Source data
>>>>

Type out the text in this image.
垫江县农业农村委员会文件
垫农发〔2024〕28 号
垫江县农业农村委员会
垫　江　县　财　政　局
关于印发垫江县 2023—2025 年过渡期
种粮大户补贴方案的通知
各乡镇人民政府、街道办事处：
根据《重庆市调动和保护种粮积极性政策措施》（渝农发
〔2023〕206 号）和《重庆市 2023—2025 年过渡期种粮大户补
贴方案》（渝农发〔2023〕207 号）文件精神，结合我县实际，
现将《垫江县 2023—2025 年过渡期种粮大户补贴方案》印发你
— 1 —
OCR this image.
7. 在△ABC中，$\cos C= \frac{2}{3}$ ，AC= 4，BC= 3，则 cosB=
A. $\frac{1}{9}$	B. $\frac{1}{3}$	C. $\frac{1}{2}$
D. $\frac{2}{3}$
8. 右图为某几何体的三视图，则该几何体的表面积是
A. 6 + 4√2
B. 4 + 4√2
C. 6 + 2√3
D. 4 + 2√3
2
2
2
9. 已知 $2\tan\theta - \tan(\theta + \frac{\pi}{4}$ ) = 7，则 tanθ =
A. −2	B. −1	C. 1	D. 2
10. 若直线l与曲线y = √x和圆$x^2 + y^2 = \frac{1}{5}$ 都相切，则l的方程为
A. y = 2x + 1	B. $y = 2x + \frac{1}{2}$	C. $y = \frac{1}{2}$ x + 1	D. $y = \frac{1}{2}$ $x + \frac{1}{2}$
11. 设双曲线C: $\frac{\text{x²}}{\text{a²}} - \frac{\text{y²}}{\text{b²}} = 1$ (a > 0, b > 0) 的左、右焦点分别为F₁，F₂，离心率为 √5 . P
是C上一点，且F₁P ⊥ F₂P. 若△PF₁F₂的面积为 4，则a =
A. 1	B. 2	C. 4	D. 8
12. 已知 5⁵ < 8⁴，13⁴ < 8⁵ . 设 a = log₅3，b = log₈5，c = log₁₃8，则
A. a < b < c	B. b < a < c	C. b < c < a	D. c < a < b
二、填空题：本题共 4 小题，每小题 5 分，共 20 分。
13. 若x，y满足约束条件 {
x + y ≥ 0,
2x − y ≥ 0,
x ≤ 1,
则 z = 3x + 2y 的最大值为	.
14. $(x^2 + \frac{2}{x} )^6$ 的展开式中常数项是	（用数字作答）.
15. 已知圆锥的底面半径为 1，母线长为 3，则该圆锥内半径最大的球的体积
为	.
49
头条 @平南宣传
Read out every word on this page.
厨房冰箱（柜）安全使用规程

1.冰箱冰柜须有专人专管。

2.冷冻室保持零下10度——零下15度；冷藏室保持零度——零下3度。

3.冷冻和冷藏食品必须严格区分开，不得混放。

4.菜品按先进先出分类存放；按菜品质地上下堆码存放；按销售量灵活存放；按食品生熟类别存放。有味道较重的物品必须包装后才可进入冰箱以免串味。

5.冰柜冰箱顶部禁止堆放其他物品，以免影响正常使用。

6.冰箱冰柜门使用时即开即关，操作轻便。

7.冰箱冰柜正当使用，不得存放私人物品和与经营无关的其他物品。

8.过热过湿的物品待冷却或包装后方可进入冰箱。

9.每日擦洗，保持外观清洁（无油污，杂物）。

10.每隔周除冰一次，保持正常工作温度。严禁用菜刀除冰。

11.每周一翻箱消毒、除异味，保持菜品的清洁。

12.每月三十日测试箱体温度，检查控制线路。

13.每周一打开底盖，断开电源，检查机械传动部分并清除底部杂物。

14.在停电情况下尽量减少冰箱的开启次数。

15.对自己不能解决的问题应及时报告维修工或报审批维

<<<<

Give all the records again. Match them exactly.

Type out the text in this image.
垫江县农业农村委员会文件
垫农发〔2024〕28 号
垫江县农业农村委员会
垫　江　县　财　政　局
关于印发垫江县 2023—2025 年过渡期
种粮大户补贴方案的通知
各乡镇人民政府、街道办事处：
根据《重庆市调动和保护种粮积极性政策措施》（渝农发
〔2023〕206 号）和《重庆市 2023—2025 年过渡期种粮大户补
贴方案》（渝农发〔2023〕207 号）文件精神，结合我县实际，
现将《垫江县 2023—2025 年过渡期种粮大户补贴方案》印发你
— 1 —
OCR this image.
7. 在△ABC中，$\cos C= \frac{2}{3}$ ，AC= 4，BC= 3，则 cosB=
A. $\frac{1}{9}$	B. $\frac{1}{3}$	C. $\frac{1}{2}$
D. $\frac{2}{3}$
8. 右图为某几何体的三视图，则该几何体的表面积是
A. 6 + 4√2
B. 4 + 4√2
C. 6 + 2√3
D. 4 + 2√3
2
2
2
9. 已知 $2\tan\theta - \tan(\theta + \frac{\pi}{4}$ ) = 7，则 tanθ =
A. −2	B. −1	C. 1	D. 2
10. 若直线l与曲线y = √x和圆$x^2 + y^2 = \frac{1}{5}$ 都相切，则l的方程为
A. y = 2x + 1	B. $y = 2x + \frac{1}{2}$	C. $y = \frac{1}{2}$ x + 1	D. $y = \frac{1}{2}$ $x + \frac{1}{2}$
11. 设双曲线C: $\frac{\text{x²}}{\text{a²}} - \frac{\text{y²}}{\text{b²}} = 1$ (a > 0, b > 0) 的左、右焦点分别为F₁，F₂，离心率为 √5 . P
是C上一点，且F₁P ⊥ F₂P. 若△PF₁F₂的面积为 4，则a =
A. 1	B. 2	C. 4	D. 8
12. 已知 5⁵ < 8⁴，13⁴ < 8⁵ . 设 a = log₅3，b = log₈5，c = log₁₃8，则
A. a < b < c	B. b < a < c	C. b < c < a	D. c < a < b
二、填空题：本题共 4 小题，每小题 5 分，共 20 分。
13. 若x，y满足约束条件 {
x + y ≥ 0,
2x − y ≥ 0,
x ≤ 1,
则 z = 3x + 2y 的最大值为	.
14. $(x^2 + \frac{2}{x} )^6$ 的展开式中常数项是	（用数字作答）.
15. 已知圆锥的底面半径为 1，母线长为 3，则该圆锥内半径最大的球的体积
为	.
49
头条 @平南宣传
Read out every word on this page.
厨房冰箱（柜）安全使用规程

1.冰箱冰柜须有专人专管。

2.冷冻室保持零下10度——零下15度；冷藏室保持零度——零下3度。

3.冷冻和冷藏食品必须严格区分开，不得混放。

4.菜品按先进先出分类存放；按菜品质地上下堆码存放；按销售量灵活存放；按食品生熟类别存放。有味道较重的物品必须包装后才可进入冰箱以免串味。

5.冰柜冰箱顶部禁止堆放其他物品，以免影响正常使用。

6.冰箱冰柜门使用时即开即关，操作轻便。

7.冰箱冰柜正当使用，不得存放私人物品和与经营无关的其他物品。

8.过热过湿的物品待冷却或包装后方可进入冰箱。

9.每日擦洗，保持外观清洁（无油污，杂物）。

10.每隔周除冰一次，保持正常工作温度。严禁用菜刀除冰。

11.每周一翻箱消毒、除异味，保持菜品的清洁。

12.每月三十日测试箱体温度，检查控制线路。

13.每周一打开底盖，断开电源，检查机械传动部分并清除底部杂物。

14.在停电情况下尽量减少冰箱的开启次数。

15.对自己不能解决的问题应及时报告维修工或报审批维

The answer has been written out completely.